### Job
Make an exact copy of each entry, leaving out every picture.

### Recorded data

- - - - - - -

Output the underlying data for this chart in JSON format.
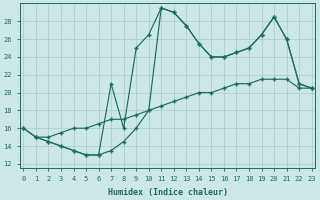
{
  "xlabel": "Humidex (Indice chaleur)",
  "bg_color": "#cce8e4",
  "line_color": "#1d6b5e",
  "grid_color": "#aacfca",
  "xlim": [
    -0.3,
    23.3
  ],
  "ylim": [
    11.5,
    30.0
  ],
  "xticks": [
    0,
    1,
    2,
    3,
    4,
    5,
    6,
    7,
    8,
    9,
    10,
    11,
    12,
    13,
    14,
    15,
    16,
    17,
    18,
    19,
    20,
    21,
    22,
    23
  ],
  "yticks": [
    12,
    14,
    16,
    18,
    20,
    22,
    24,
    26,
    28
  ],
  "line1_x": [
    0,
    1,
    2,
    3,
    4,
    5,
    6,
    7,
    8,
    9,
    10,
    11,
    12,
    13,
    14,
    15,
    16,
    17,
    18,
    19,
    20,
    21,
    22,
    23
  ],
  "line1_y": [
    16.0,
    15.0,
    15.0,
    15.5,
    16.0,
    16.0,
    16.5,
    17.0,
    17.0,
    17.5,
    18.0,
    18.5,
    19.0,
    19.5,
    20.0,
    20.0,
    20.5,
    21.0,
    21.0,
    21.5,
    21.5,
    21.5,
    20.5,
    20.5
  ],
  "line2_x": [
    0,
    1,
    2,
    3,
    4,
    5,
    6,
    7,
    8,
    9,
    10,
    11,
    12,
    13,
    14,
    15,
    16,
    17,
    18,
    19,
    20,
    21,
    22,
    23
  ],
  "line2_y": [
    16.0,
    15.0,
    14.5,
    14.0,
    13.5,
    13.0,
    13.0,
    21.0,
    16.0,
    25.0,
    26.5,
    29.5,
    29.0,
    27.5,
    25.5,
    24.0,
    24.0,
    24.5,
    25.0,
    26.5,
    28.5,
    26.0,
    21.0,
    20.5
  ],
  "line3_x": [
    1,
    2,
    3,
    4,
    5,
    6,
    7,
    8,
    9,
    10,
    11,
    12,
    13,
    14,
    15,
    16,
    17,
    18,
    19,
    20,
    21,
    22,
    23
  ],
  "line3_y": [
    15.0,
    14.5,
    14.0,
    13.5,
    13.0,
    13.0,
    13.5,
    14.5,
    16.0,
    18.0,
    29.5,
    29.0,
    27.5,
    25.5,
    24.0,
    24.0,
    24.5,
    25.0,
    26.5,
    28.5,
    26.0,
    21.0,
    20.5
  ]
}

- - - - - - -

### Solution to this task
Output the underlying data for this chart in JSON format.
{
  "xlabel": "Humidex (Indice chaleur)",
  "bg_color": "#cce8e4",
  "line_color": "#1d6b5e",
  "grid_color": "#aacfca",
  "xlim": [
    -0.3,
    23.3
  ],
  "ylim": [
    11.5,
    30.0
  ],
  "xticks": [
    0,
    1,
    2,
    3,
    4,
    5,
    6,
    7,
    8,
    9,
    10,
    11,
    12,
    13,
    14,
    15,
    16,
    17,
    18,
    19,
    20,
    21,
    22,
    23
  ],
  "yticks": [
    12,
    14,
    16,
    18,
    20,
    22,
    24,
    26,
    28
  ],
  "line1_x": [
    0,
    1,
    2,
    3,
    4,
    5,
    6,
    7,
    8,
    9,
    10,
    11,
    12,
    13,
    14,
    15,
    16,
    17,
    18,
    19,
    20,
    21,
    22,
    23
  ],
  "line1_y": [
    16.0,
    15.0,
    15.0,
    15.5,
    16.0,
    16.0,
    16.5,
    17.0,
    17.0,
    17.5,
    18.0,
    18.5,
    19.0,
    19.5,
    20.0,
    20.0,
    20.5,
    21.0,
    21.0,
    21.5,
    21.5,
    21.5,
    20.5,
    20.5
  ],
  "line2_x": [
    0,
    1,
    2,
    3,
    4,
    5,
    6,
    7,
    8,
    9,
    10,
    11,
    12,
    13,
    14,
    15,
    16,
    17,
    18,
    19,
    20,
    21,
    22,
    23
  ],
  "line2_y": [
    16.0,
    15.0,
    14.5,
    14.0,
    13.5,
    13.0,
    13.0,
    21.0,
    16.0,
    25.0,
    26.5,
    29.5,
    29.0,
    27.5,
    25.5,
    24.0,
    24.0,
    24.5,
    25.0,
    26.5,
    28.5,
    26.0,
    21.0,
    20.5
  ],
  "line3_x": [
    1,
    2,
    3,
    4,
    5,
    6,
    7,
    8,
    9,
    10,
    11,
    12,
    13,
    14,
    15,
    16,
    17,
    18,
    19,
    20,
    21,
    22,
    23
  ],
  "line3_y": [
    15.0,
    14.5,
    14.0,
    13.5,
    13.0,
    13.0,
    13.5,
    14.5,
    16.0,
    18.0,
    29.5,
    29.0,
    27.5,
    25.5,
    24.0,
    24.0,
    24.5,
    25.0,
    26.5,
    28.5,
    26.0,
    21.0,
    20.5
  ]
}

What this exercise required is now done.